> EXERCISE OBJECTIVE
Copy each line with the word "ffffff" in it.

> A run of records
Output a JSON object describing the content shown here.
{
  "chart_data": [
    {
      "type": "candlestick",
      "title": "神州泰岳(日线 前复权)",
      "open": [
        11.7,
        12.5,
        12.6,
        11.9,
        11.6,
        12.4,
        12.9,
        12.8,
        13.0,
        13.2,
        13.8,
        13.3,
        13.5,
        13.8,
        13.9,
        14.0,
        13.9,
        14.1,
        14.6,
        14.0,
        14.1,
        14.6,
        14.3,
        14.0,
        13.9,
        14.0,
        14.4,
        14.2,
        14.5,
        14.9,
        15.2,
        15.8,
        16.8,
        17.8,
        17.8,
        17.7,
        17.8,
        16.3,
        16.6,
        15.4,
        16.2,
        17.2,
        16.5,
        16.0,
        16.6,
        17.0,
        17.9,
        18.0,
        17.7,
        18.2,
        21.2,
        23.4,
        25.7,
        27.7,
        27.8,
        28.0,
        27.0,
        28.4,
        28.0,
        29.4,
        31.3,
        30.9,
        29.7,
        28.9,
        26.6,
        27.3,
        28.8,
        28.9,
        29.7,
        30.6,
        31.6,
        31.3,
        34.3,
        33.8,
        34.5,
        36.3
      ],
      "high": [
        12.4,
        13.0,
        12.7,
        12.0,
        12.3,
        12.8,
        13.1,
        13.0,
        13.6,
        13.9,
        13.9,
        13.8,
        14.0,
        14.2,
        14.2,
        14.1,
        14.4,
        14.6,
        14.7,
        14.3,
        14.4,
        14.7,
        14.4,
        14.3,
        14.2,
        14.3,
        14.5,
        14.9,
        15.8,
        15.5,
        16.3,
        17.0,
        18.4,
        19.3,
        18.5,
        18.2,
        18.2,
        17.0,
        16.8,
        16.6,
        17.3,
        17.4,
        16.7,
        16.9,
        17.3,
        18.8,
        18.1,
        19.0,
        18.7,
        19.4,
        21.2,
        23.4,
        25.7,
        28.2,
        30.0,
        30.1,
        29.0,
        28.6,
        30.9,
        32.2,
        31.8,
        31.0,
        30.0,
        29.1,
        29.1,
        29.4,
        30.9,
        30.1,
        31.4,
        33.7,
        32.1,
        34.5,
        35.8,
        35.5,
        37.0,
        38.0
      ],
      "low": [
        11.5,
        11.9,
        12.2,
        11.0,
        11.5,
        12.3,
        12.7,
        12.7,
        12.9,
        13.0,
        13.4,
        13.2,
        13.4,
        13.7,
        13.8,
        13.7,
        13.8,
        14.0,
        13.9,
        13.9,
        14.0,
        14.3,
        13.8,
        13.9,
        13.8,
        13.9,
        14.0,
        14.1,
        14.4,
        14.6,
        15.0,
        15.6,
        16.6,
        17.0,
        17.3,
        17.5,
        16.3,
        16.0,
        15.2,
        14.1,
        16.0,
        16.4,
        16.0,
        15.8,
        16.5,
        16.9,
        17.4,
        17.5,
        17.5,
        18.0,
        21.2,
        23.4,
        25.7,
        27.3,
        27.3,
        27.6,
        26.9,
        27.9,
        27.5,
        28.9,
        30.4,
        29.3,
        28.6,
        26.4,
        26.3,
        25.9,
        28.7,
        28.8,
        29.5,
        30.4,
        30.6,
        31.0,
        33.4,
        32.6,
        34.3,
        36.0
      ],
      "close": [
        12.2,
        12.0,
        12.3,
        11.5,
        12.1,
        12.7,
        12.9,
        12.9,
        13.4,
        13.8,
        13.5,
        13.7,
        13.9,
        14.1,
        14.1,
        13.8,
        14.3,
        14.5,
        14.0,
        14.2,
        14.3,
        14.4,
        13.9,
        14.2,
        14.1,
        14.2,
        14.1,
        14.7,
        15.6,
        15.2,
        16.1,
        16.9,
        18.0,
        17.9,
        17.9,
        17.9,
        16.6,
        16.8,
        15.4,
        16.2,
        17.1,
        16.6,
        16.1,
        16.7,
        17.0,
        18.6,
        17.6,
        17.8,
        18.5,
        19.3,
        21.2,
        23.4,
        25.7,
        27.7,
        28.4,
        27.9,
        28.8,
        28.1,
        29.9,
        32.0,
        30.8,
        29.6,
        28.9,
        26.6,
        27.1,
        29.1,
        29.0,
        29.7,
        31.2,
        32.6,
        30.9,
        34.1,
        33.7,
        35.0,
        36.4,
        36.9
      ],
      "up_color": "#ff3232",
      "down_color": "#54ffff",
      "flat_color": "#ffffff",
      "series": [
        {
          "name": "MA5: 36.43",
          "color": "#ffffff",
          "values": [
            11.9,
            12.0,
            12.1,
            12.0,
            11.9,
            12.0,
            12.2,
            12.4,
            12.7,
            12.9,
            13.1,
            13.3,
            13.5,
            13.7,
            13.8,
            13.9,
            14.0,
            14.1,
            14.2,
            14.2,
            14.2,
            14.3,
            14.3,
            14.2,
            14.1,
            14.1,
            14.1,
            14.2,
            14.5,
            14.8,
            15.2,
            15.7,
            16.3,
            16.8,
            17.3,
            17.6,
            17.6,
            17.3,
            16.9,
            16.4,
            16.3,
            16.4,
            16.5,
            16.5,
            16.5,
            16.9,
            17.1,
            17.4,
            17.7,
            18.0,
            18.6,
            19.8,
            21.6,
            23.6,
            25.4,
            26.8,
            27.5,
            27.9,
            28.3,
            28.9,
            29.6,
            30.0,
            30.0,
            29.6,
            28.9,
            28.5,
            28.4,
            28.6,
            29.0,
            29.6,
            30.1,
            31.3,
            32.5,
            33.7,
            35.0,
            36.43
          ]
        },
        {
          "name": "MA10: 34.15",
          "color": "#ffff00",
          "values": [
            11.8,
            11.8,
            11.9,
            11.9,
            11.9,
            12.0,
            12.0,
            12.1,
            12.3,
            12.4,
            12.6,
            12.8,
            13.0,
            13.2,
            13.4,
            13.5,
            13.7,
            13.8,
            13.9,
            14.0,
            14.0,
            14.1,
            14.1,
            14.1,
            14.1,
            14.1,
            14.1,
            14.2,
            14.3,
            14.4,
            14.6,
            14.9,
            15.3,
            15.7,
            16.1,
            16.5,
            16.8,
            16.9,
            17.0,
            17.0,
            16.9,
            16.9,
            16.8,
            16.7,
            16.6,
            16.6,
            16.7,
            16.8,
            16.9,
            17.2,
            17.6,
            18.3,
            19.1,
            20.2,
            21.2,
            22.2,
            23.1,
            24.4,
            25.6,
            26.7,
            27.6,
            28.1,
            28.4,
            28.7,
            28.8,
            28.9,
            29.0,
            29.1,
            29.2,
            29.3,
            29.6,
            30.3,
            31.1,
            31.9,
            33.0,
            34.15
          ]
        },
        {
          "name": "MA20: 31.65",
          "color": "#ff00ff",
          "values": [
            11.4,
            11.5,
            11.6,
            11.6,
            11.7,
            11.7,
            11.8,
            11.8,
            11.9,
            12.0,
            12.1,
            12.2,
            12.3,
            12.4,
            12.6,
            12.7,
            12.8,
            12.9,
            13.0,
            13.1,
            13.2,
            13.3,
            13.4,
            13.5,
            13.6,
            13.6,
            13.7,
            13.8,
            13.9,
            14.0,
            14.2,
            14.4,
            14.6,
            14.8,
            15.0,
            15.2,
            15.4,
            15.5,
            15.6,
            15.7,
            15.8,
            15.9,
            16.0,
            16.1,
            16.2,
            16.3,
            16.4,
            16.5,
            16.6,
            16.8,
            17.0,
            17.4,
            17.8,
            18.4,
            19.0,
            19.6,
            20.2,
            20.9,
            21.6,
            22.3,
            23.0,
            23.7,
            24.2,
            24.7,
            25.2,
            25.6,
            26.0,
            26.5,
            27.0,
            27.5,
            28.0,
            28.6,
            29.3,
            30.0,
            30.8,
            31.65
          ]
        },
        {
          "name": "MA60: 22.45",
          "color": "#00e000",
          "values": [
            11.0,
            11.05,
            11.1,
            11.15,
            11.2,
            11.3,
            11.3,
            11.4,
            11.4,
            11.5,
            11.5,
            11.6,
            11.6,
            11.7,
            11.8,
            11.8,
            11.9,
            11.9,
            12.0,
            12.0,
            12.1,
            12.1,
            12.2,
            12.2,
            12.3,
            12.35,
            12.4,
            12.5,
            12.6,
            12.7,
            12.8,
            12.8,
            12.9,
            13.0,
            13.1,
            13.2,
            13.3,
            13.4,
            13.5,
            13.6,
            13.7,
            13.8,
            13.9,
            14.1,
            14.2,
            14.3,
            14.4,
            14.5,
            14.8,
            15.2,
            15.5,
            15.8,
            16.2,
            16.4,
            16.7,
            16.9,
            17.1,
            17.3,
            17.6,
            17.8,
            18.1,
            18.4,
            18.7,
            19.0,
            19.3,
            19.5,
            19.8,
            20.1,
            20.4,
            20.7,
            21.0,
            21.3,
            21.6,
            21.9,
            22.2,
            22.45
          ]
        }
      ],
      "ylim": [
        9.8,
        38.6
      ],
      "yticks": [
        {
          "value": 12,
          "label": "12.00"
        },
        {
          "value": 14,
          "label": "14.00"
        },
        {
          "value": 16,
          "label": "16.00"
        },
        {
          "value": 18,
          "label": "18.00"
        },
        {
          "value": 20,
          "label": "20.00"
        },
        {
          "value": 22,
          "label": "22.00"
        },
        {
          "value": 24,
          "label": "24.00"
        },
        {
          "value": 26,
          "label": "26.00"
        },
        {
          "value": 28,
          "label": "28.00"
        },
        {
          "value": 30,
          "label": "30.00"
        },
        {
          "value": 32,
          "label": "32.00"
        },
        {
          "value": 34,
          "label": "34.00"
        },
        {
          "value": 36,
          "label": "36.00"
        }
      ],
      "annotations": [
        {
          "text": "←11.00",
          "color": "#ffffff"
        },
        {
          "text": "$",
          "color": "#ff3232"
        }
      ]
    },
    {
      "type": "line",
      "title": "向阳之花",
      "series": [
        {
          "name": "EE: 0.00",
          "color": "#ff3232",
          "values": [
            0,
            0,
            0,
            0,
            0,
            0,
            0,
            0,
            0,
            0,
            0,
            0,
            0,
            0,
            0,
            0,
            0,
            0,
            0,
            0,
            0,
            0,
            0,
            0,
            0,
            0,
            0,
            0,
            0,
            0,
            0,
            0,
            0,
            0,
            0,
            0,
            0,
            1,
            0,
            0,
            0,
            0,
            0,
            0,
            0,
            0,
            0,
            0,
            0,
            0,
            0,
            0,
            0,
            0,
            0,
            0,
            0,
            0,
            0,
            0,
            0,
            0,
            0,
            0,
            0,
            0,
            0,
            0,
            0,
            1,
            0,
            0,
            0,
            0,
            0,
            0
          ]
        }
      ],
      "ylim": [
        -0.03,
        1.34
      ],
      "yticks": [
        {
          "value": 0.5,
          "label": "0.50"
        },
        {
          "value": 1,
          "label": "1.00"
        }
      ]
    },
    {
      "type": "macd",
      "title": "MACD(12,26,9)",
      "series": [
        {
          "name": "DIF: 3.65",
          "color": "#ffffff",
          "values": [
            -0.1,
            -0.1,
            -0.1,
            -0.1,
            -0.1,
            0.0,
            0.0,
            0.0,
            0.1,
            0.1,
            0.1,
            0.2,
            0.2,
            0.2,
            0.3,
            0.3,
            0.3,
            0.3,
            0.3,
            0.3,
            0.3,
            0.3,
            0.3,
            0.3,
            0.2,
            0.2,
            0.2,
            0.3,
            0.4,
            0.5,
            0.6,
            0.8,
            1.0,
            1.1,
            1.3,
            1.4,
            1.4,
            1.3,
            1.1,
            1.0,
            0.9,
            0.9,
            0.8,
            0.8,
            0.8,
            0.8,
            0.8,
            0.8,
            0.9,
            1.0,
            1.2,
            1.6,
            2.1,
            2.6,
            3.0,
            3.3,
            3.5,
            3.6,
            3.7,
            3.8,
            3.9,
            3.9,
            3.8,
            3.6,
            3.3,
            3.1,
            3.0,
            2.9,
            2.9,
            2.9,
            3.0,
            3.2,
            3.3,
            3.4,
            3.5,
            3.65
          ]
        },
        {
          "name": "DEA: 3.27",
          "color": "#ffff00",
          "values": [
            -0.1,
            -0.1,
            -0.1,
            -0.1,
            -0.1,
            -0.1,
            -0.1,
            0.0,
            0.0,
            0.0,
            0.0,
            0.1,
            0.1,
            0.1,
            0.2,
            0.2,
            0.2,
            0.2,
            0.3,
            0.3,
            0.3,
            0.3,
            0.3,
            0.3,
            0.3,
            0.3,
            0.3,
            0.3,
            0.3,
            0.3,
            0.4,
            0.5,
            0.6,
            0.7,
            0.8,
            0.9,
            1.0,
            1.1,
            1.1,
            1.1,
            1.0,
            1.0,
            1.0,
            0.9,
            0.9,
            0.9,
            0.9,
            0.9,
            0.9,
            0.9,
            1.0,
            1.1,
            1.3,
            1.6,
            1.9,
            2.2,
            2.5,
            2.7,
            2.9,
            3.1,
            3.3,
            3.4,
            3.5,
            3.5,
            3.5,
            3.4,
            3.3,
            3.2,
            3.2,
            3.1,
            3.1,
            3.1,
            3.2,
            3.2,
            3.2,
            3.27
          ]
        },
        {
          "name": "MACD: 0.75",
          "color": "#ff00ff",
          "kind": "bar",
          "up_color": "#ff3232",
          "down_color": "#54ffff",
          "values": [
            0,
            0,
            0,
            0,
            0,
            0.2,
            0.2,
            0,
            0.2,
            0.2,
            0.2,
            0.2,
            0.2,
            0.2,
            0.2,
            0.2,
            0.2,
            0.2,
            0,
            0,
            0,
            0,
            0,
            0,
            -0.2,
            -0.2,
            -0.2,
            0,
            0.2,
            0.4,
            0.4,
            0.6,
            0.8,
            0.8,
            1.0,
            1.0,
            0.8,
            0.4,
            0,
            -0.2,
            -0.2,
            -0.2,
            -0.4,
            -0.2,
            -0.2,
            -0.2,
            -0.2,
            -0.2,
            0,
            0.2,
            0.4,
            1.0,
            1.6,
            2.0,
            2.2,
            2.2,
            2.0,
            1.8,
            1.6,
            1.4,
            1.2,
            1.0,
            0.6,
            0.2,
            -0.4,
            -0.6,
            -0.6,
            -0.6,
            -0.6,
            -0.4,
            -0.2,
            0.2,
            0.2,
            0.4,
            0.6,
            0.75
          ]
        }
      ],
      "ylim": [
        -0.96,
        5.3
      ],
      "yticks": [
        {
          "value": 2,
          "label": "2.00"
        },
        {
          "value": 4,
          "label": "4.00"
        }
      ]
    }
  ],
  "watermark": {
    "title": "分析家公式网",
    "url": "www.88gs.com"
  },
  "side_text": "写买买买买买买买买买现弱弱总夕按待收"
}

> RESULT OF THE TASK
      "flat_color": "#ffffff",
          "color": "#ffffff",
          "color": "#ffffff"
          "color": "#ffffff",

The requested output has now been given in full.